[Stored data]
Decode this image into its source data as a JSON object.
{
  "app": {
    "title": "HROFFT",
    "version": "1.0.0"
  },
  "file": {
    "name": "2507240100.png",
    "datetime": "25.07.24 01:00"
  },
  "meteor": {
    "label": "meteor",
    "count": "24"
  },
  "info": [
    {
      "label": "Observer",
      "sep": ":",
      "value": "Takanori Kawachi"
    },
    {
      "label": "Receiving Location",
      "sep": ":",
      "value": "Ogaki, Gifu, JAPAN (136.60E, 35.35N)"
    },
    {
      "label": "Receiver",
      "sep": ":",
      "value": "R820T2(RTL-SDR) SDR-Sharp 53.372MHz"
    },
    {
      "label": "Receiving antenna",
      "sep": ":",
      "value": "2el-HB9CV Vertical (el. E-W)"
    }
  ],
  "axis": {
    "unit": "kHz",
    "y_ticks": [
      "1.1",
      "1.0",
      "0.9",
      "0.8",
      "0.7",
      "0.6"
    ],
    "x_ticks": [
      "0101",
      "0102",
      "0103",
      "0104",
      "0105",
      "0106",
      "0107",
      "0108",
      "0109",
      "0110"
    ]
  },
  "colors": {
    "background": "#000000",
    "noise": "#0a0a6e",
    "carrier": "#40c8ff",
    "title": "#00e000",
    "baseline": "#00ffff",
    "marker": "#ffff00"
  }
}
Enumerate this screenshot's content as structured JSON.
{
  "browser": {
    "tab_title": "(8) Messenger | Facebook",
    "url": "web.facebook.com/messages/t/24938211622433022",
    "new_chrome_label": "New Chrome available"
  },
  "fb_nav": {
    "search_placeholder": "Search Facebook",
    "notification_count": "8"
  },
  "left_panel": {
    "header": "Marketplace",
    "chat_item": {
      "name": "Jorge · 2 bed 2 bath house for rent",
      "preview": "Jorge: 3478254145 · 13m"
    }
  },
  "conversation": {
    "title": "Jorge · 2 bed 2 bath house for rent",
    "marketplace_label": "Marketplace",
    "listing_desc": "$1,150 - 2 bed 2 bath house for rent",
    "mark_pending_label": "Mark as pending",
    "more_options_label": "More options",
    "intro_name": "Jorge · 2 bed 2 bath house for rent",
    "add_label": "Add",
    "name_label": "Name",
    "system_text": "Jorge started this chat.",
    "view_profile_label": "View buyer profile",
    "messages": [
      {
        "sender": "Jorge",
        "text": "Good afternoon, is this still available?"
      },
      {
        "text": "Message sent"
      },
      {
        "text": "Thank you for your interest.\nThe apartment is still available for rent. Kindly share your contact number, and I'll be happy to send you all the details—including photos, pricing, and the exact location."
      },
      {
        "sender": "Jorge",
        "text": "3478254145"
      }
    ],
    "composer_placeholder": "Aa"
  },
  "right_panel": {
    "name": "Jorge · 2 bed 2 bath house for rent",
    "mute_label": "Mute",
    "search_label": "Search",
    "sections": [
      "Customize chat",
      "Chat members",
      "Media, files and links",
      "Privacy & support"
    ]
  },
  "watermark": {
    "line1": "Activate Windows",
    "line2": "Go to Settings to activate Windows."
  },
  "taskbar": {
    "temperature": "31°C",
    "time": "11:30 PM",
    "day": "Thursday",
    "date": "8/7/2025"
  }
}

**DESCRIPTION OF THE TASK**:
Print out every record again, exactly and in full.

**RESPONSE**:
Decode this image into its source data as a JSON object.
{
  "app": {
    "title": "HROFFT",
    "version": "1.0.0"
  },
  "file": {
    "name": "2507240100.png",
    "datetime": "25.07.24 01:00"
  },
  "meteor": {
    "label": "meteor",
    "count": "24"
  },
  "info": [
    {
      "label": "Observer",
      "sep": ":",
      "value": "Takanori Kawachi"
    },
    {
      "label": "Receiving Location",
      "sep": ":",
      "value": "Ogaki, Gifu, JAPAN (136.60E, 35.35N)"
    },
    {
      "label": "Receiver",
      "sep": ":",
      "value": "R820T2(RTL-SDR) SDR-Sharp 53.372MHz"
    },
    {
      "label": "Receiving antenna",
      "sep": ":",
      "value": "2el-HB9CV Vertical (el. E-W)"
    }
  ],
  "axis": {
    "unit": "kHz",
    "y_ticks": [
      "1.1",
      "1.0",
      "0.9",
      "0.8",
      "0.7",
      "0.6"
    ],
    "x_ticks": [
      "0101",
      "0102",
      "0103",
      "0104",
      "0105",
      "0106",
      "0107",
      "0108",
      "0109",
      "0110"
    ]
  },
  "colors": {
    "background": "#000000",
    "noise": "#0a0a6e",
    "carrier": "#40c8ff",
    "title": "#00e000",
    "baseline": "#00ffff",
    "marker": "#ffff00"
  }
}
Enumerate this screenshot's content as structured JSON.
{
  "browser": {
    "tab_title": "(8) Messenger | Facebook",
    "url": "web.facebook.com/messages/t/24938211622433022",
    "new_chrome_label": "New Chrome available"
  },
  "fb_nav": {
    "search_placeholder": "Search Facebook",
    "notification_count": "8"
  },
  "left_panel": {
    "header": "Marketplace",
    "chat_item": {
      "name": "Jorge · 2 bed 2 bath house for rent",
      "preview": "Jorge: 3478254145 · 13m"
    }
  },
  "conversation": {
    "title": "Jorge · 2 bed 2 bath house for rent",
    "marketplace_label": "Marketplace",
    "listing_desc": "$1,150 - 2 bed 2 bath house for rent",
    "mark_pending_label": "Mark as pending",
    "more_options_label": "More options",
    "intro_name": "Jorge · 2 bed 2 bath house for rent",
    "add_label": "Add",
    "name_label": "Name",
    "system_text": "Jorge started this chat.",
    "view_profile_label": "View buyer profile",
    "messages": [
      {
        "sender": "Jorge",
        "text": "Good afternoon, is this still available?"
      },
      {
        "text": "Message sent"
      },
      {
        "text": "Thank you for your interest.\nThe apartment is still available for rent. Kindly share your contact number, and I'll be happy to send you all the details—including photos, pricing, and the exact location."
      },
      {
        "sender": "Jorge",
        "text": "3478254145"
      }
    ],
    "composer_placeholder": "Aa"
  },
  "right_panel": {
    "name": "Jorge · 2 bed 2 bath house for rent",
    "mute_label": "Mute",
    "search_label": "Search",
    "sections": [
      "Customize chat",
      "Chat members",
      "Media, files and links",
      "Privacy & support"
    ]
  },
  "watermark": {
    "line1": "Activate Windows",
    "line2": "Go to Settings to activate Windows."
  },
  "taskbar": {
    "temperature": "31°C",
    "time": "11:30 PM",
    "day": "Thursday",
    "date": "8/7/2025"
  }
}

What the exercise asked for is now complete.